— begin Data supplied —
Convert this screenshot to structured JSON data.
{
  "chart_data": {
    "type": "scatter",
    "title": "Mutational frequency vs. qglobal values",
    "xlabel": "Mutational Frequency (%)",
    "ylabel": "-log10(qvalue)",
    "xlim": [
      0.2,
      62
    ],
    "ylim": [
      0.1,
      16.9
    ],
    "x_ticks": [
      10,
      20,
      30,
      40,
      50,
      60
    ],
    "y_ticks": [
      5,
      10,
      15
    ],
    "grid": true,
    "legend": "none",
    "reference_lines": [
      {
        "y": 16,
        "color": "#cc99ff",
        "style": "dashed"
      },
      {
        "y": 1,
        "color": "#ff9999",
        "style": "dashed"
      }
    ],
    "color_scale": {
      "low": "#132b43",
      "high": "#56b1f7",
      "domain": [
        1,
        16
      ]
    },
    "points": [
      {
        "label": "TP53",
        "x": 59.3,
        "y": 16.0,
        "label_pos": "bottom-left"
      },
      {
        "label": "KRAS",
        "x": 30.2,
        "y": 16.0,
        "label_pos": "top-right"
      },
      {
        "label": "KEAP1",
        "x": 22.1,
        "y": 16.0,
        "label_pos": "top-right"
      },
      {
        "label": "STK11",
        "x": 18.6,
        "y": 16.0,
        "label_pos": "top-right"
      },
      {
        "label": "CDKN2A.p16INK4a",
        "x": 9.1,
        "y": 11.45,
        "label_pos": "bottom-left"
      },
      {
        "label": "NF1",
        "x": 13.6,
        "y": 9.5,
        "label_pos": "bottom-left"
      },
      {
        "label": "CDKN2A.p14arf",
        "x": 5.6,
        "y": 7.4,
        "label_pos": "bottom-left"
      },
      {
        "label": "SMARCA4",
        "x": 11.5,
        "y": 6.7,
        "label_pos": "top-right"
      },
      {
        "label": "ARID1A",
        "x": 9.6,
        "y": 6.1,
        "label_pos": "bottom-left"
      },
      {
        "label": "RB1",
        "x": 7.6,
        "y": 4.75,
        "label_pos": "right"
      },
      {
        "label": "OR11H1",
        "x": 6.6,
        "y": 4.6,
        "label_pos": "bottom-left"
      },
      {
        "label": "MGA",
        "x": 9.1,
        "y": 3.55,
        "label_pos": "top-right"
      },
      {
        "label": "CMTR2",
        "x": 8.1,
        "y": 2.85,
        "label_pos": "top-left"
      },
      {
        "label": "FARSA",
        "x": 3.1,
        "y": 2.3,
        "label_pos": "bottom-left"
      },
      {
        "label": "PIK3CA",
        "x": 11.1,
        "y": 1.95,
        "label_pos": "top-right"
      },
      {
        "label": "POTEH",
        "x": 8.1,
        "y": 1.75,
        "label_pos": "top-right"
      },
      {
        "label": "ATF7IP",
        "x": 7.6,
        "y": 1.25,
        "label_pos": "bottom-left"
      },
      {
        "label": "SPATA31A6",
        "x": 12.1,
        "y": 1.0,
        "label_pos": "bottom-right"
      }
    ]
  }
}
— end Data supplied —
*Direction*
Retype the data exactly as given.

*Answer to this problem*
Convert this screenshot to structured JSON data.
{
  "chart_data": {
    "type": "scatter",
    "title": "Mutational frequency vs. qglobal values",
    "xlabel": "Mutational Frequency (%)",
    "ylabel": "-log10(qvalue)",
    "xlim": [
      0.2,
      62
    ],
    "ylim": [
      0.1,
      16.9
    ],
    "x_ticks": [
      10,
      20,
      30,
      40,
      50,
      60
    ],
    "y_ticks": [
      5,
      10,
      15
    ],
    "grid": true,
    "legend": "none",
    "reference_lines": [
      {
        "y": 16,
        "color": "#cc99ff",
        "style": "dashed"
      },
      {
        "y": 1,
        "color": "#ff9999",
        "style": "dashed"
      }
    ],
    "color_scale": {
      "low": "#132b43",
      "high": "#56b1f7",
      "domain": [
        1,
        16
      ]
    },
    "points": [
      {
        "label": "TP53",
        "x": 59.3,
        "y": 16.0,
        "label_pos": "bottom-left"
      },
      {
        "label": "KRAS",
        "x": 30.2,
        "y": 16.0,
        "label_pos": "top-right"
      },
      {
        "label": "KEAP1",
        "x": 22.1,
        "y": 16.0,
        "label_pos": "top-right"
      },
      {
        "label": "STK11",
        "x": 18.6,
        "y": 16.0,
        "label_pos": "top-right"
      },
      {
        "label": "CDKN2A.p16INK4a",
        "x": 9.1,
        "y": 11.45,
        "label_pos": "bottom-left"
      },
      {
        "label": "NF1",
        "x": 13.6,
        "y": 9.5,
        "label_pos": "bottom-left"
      },
      {
        "label": "CDKN2A.p14arf",
        "x": 5.6,
        "y": 7.4,
        "label_pos": "bottom-left"
      },
      {
        "label": "SMARCA4",
        "x": 11.5,
        "y": 6.7,
        "label_pos": "top-right"
      },
      {
        "label": "ARID1A",
        "x": 9.6,
        "y": 6.1,
        "label_pos": "bottom-left"
      },
      {
        "label": "RB1",
        "x": 7.6,
        "y": 4.75,
        "label_pos": "right"
      },
      {
        "label": "OR11H1",
        "x": 6.6,
        "y": 4.6,
        "label_pos": "bottom-left"
      },
      {
        "label": "MGA",
        "x": 9.1,
        "y": 3.55,
        "label_pos": "top-right"
      },
      {
        "label": "CMTR2",
        "x": 8.1,
        "y": 2.85,
        "label_pos": "top-left"
      },
      {
        "label": "FARSA",
        "x": 3.1,
        "y": 2.3,
        "label_pos": "bottom-left"
      },
      {
        "label": "PIK3CA",
        "x": 11.1,
        "y": 1.95,
        "label_pos": "top-right"
      },
      {
        "label": "POTEH",
        "x": 8.1,
        "y": 1.75,
        "label_pos": "top-right"
      },
      {
        "label": "ATF7IP",
        "x": 7.6,
        "y": 1.25,
        "label_pos": "bottom-left"
      },
      {
        "label": "SPATA31A6",
        "x": 12.1,
        "y": 1.0,
        "label_pos": "bottom-right"
      }
    ]
  }
}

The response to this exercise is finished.